━━━ Information given ━━━
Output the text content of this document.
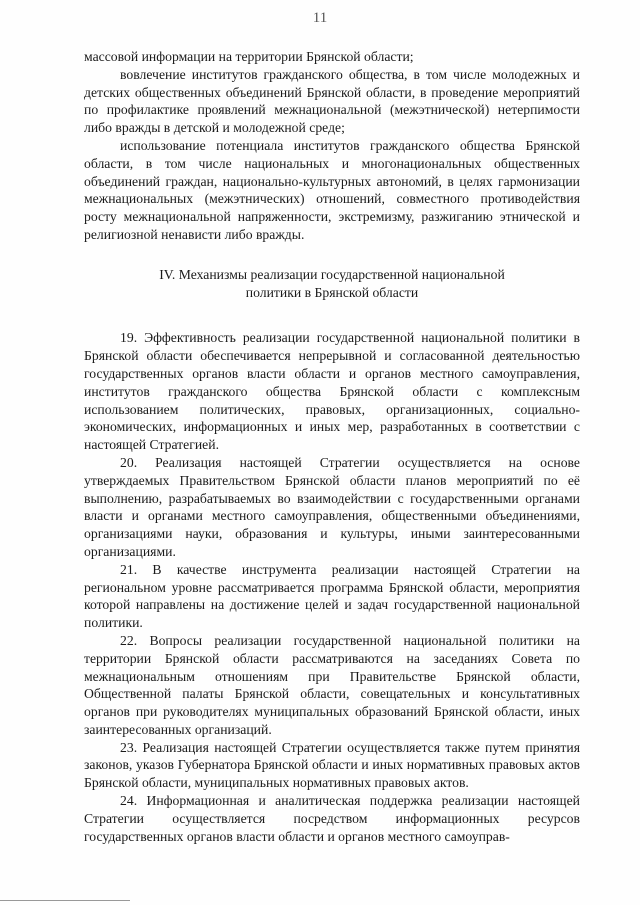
11

массовой информации на территории Брянской области;

вовлечение институтов гражданского общества, в том числе молодежных и детских общественных объединений Брянской области, в проведение мероприятий по профилактике проявлений межнациональной (межэтнической) нетерпимости либо вражды в детской и молодежной среде;

использование потенциала институтов гражданского общества Брянской области, в том числе национальных и многонациональных общественных объединений граждан, национально-культурных автономий, в целях гармонизации межнациональных (межэтнических) отношений, совместного противодействия росту межнациональной напряженности, экстремизму, разжиганию этнической и религиозной ненависти либо вражды.

IV. Механизмы реализации государственной национальной
политики в Брянской области

19. Эффективность реализации государственной национальной политики в Брянской области обеспечивается непрерывной и согласованной деятельностью государственных органов власти области и органов местного самоуправления, институтов гражданского общества Брянской области с комплексным использованием политических, правовых, организационных, социально-экономических, информационных и иных мер, разработанных в соответствии с настоящей Стратегией.

20. Реализация настоящей Стратегии осуществляется на основе утверждаемых Правительством Брянской области планов мероприятий по её выполнению, разрабатываемых во взаимодействии с государственными органами власти и органами местного самоуправления, общественными объединениями, организациями науки, образования и культуры, иными заинтересованными организациями.

21. В качестве инструмента реализации настоящей Стратегии на региональном уровне рассматривается программа Брянской области, мероприятия которой направлены на достижение целей и задач государственной национальной политики.

22. Вопросы реализации государственной национальной политики на территории Брянской области рассматриваются на заседаниях Совета по межнациональным отношениям при Правительстве Брянской области, Общественной палаты Брянской области, совещательных и консультативных органов при руководителях муниципальных образований Брянской области, иных заинтересованных организаций.

23. Реализация настоящей Стратегии осуществляется также путем принятия законов, указов Губернатора Брянской области и иных нормативных правовых актов Брянской области, муниципальных нормативных правовых актов.

24. Информационная и аналитическая поддержка реализации настоящей Стратегии осуществляется посредством информационных ресурсов государственных органов власти области и органов местного самоуправ-
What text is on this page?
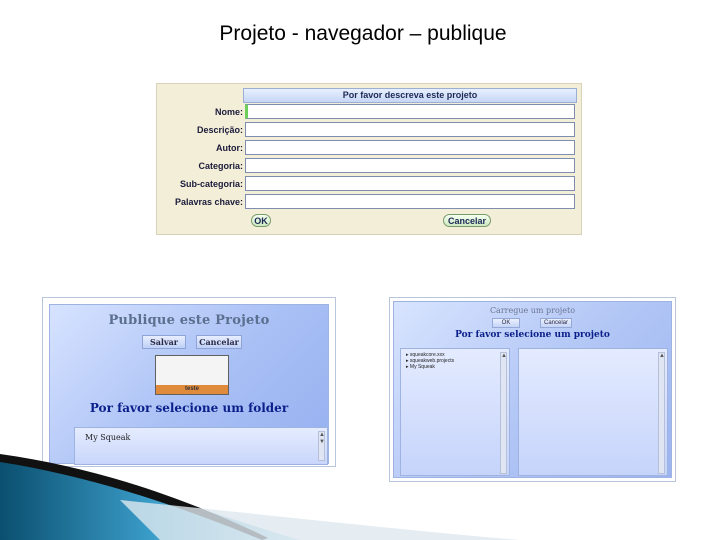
Projeto - navegador – publique
Por favor descreva este projeto
Nome:
Descrição:
Autor:
Categoria:
Sub-categoria:
Palavras chave:
OK	Cancelar
Publique este Projeto
Salvar	Cancelar
teste
Por favor selecione um folder
My Squeak	▲
▼
Carregue um projeto
OK	Cancelar
Por favor selecione um projeto
▸ squeakcore.xxx
▸ squeakweb.projects
▸ My Squeak
▲	▲
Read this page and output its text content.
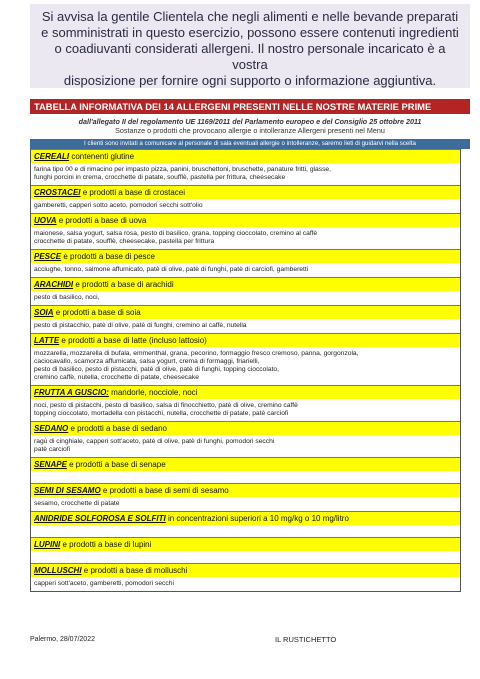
Si avvisa la gentile Clientela che negli alimenti e nelle bevande preparati
e somministrati in questo esercizio, possono essere contenuti ingredienti
o coadiuvanti considerati allergeni. Il nostro personale incaricato è a vostra
disposizione per fornire ogni supporto o informazione aggiuntiva.
TABELLA INFORMATIVA DEI 14 ALLERGENI PRESENTI NELLE NOSTRE MATERIE PRIME
dall'allegato II del regolamento UE 1169/2011 del Parlamento europeo e del Consiglio 25 ottobre 2011
Sostanze o prodotti che provocano allergie o intolleranze Allergeni presenti nel Menu
I clienti sono invitati a comunicare al personale di sala eventuali allergie o intolleranze, saremo lieti di guidarvi nella scelta
CEREALI contenenti glutine
farina tipo 00 e di rimacino per impasto pizza, panini, bruschettoni, bruschette, panature fritti, glasse,
funghi porcini in crema, crocchette di patate, soufflè, pastella per frittura, cheesecake
CROSTACEI e prodotti a base di crostacei
gamberetti, capperi sotto aceto, pomodori secchi sott'olio
UOVA e prodotti a base di uova
maionese, salsa yogurt, salsa rosa, pesto di basilico, grana, topping cioccolato, cremino al caffè
crocchette di patate, soufflè, cheesecake, pastella per frittura
PESCE e prodotti a base di pesce
acciughe, tonno, salmone affumicato, patè di olive, patè di funghi, patè di carciofi, gamberetti
ARACHIDI e prodotti a base di arachidi
pesto di basilico, noci,
SOIA e prodotti a base di soia
pesto di pistacchio, patè di olive, patè di funghi, cremino al caffè, nutella
LATTE e prodotti a base di latte (incluso lattosio)
mozzarella, mozzarella di bufala, emmenthal, grana, pecorino, formaggio fresco cremoso, panna, gorgonzola,
caciocavallo, scamorza affumicata, salsa yogurt, crema di formaggi, friarielli,
pesto di basilico, pesto di pistacchi, patè di olive, patè di funghi, topping cioccolato,
cremino caffè, nutella, crocchette di patate, cheesecake
FRUTTA A GUSCIO: mandorle, nocciole, noci
noci, pesto di pistacchi, pesto di basilico, salsa di finocchietto, patè di olive, cremino caffè
topping cioccolato, mortadella con pistacchi, nutella, crocchette di patate, patè carciofi
SEDANO e prodotti a base di sedano
ragù di cinghiale, capperi sott'aceto, patè di olive, patè di funghi, pomodori secchi
patè carciofi
SENAPE e prodotti a base di senape
SEMI DI SESAMO e prodotti a base di semi di sesamo
sesamo, crocchette di patate
ANIDRIDE SOLFOROSA E SOLFITI in concentrazioni superiori a 10 mg/kg o 10 mg/litro
LUPINI e prodotti a base di lupini
MOLLUSCHI e prodotti a base di molluschi
capperi sott'aceto, gamberetti, pomodori secchi
Palermo, 28/07/2022	IL RUSTICHETTO
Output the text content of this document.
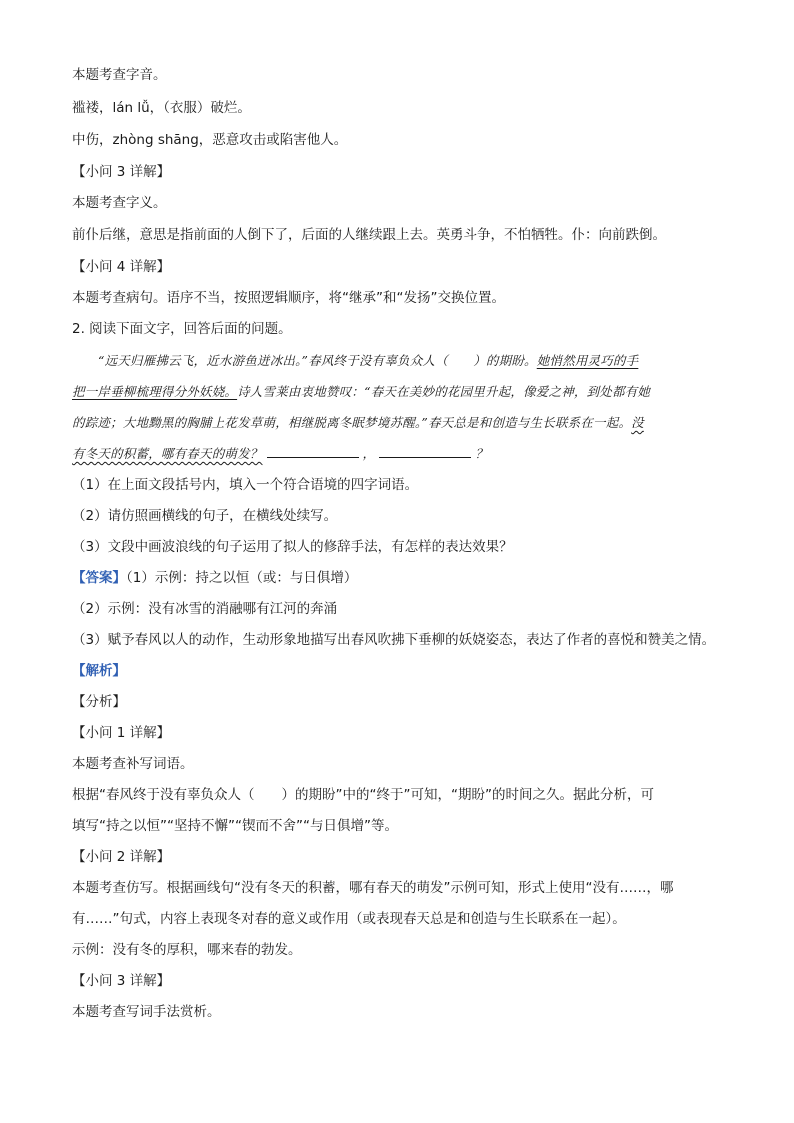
本题考查字音。
褴褛，lán lǚ，（衣服）破烂。
中伤，zhòng shāng，恶意攻击或陷害他人。
【小问 3 详解】
本题考查字义。
前仆后继，意思是指前面的人倒下了，后面的人继续跟上去。英勇斗争，不怕牺牲。仆：向前跌倒。
【小问 4 详解】
本题考查病句。语序不当，按照逻辑顺序，将“继承”和“发扬”交换位置。
2. 阅读下面文字，回答后面的问题。
“远天归雁拂云飞，近水游鱼迸冰出。”春风终于没有辜负众人（　　）的期盼。她悄然用灵巧的手
把一岸垂柳梳理得分外妖娆。诗人雪莱由衷地赞叹：“春天在美妙的花园里升起，像爱之神，到处都有她
的踪迹；大地黝黑的胸脯上花发草萌，相继脱离冬眠梦境苏醒。”春天总是和创造与生长联系在一起。没
有冬天的积蓄，哪有春天的萌发？	，	？
（1）在上面文段括号内，填入一个符合语境的四字词语。
（2）请仿照画横线的句子，在横线处续写。
（3）文段中画波浪线的句子运用了拟人的修辞手法，有怎样的表达效果？
【答案】（1）示例：持之以恒（或：与日俱增）
（2）示例：没有冰雪的消融哪有江河的奔涌
（3）赋予春风以人的动作，生动形象地描写出春风吹拂下垂柳的妖娆姿态，表达了作者的喜悦和赞美之情。
【解析】
【分析】
【小问 1 详解】
本题考查补写词语。
根据“春风终于没有辜负众人（　　）的期盼”中的“终于”可知，“期盼”的时间之久。据此分析，可
填写“持之以恒”“坚持不懈”“锲而不舍”“与日俱增”等。
【小问 2 详解】
本题考查仿写。根据画线句“没有冬天的积蓄，哪有春天的萌发”示例可知，形式上使用“没有……，哪
有……”句式，内容上表现冬对春的意义或作用（或表现春天总是和创造与生长联系在一起）。
示例：没有冬的厚积，哪来春的勃发。
【小问 3 详解】
本题考查写词手法赏析。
━━━
▶ _Instructions to follow_
Say how many lines contain the string "grana", giving nothing but the count.

▶ _Expected output_
2